── Record extracts
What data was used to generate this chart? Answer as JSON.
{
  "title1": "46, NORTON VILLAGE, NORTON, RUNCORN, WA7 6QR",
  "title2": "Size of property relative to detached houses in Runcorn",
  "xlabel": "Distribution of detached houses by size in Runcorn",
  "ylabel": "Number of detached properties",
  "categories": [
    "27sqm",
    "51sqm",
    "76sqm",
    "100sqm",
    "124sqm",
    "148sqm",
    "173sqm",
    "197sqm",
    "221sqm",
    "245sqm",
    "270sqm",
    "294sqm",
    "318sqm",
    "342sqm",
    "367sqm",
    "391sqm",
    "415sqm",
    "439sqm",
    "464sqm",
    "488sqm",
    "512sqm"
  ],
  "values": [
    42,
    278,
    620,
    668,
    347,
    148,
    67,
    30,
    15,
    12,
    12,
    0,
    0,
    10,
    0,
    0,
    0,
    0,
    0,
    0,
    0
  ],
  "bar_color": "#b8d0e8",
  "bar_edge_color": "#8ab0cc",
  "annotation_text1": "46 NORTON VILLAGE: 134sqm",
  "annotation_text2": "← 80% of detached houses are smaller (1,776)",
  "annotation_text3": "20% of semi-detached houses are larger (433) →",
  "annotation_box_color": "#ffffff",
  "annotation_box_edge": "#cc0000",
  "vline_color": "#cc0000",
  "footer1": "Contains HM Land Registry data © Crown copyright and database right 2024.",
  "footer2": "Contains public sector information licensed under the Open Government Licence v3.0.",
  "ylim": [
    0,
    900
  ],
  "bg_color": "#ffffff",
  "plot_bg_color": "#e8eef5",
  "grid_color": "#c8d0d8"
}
────
Exercise brief: Every entry in the listing must be retyped exactly.

Task answer:
What data was used to generate this chart? Answer as JSON.
{
  "title1": "46, NORTON VILLAGE, NORTON, RUNCORN, WA7 6QR",
  "title2": "Size of property relative to detached houses in Runcorn",
  "xlabel": "Distribution of detached houses by size in Runcorn",
  "ylabel": "Number of detached properties",
  "categories": [
    "27sqm",
    "51sqm",
    "76sqm",
    "100sqm",
    "124sqm",
    "148sqm",
    "173sqm",
    "197sqm",
    "221sqm",
    "245sqm",
    "270sqm",
    "294sqm",
    "318sqm",
    "342sqm",
    "367sqm",
    "391sqm",
    "415sqm",
    "439sqm",
    "464sqm",
    "488sqm",
    "512sqm"
  ],
  "values": [
    42,
    278,
    620,
    668,
    347,
    148,
    67,
    30,
    15,
    12,
    12,
    0,
    0,
    10,
    0,
    0,
    0,
    0,
    0,
    0,
    0
  ],
  "bar_color": "#b8d0e8",
  "bar_edge_color": "#8ab0cc",
  "annotation_text1": "46 NORTON VILLAGE: 134sqm",
  "annotation_text2": "← 80% of detached houses are smaller (1,776)",
  "annotation_text3": "20% of semi-detached houses are larger (433) →",
  "annotation_box_color": "#ffffff",
  "annotation_box_edge": "#cc0000",
  "vline_color": "#cc0000",
  "footer1": "Contains HM Land Registry data © Crown copyright and database right 2024.",
  "footer2": "Contains public sector information licensed under the Open Government Licence v3.0.",
  "ylim": [
    0,
    900
  ],
  "bg_color": "#ffffff",
  "plot_bg_color": "#e8eef5",
  "grid_color": "#c8d0d8"
}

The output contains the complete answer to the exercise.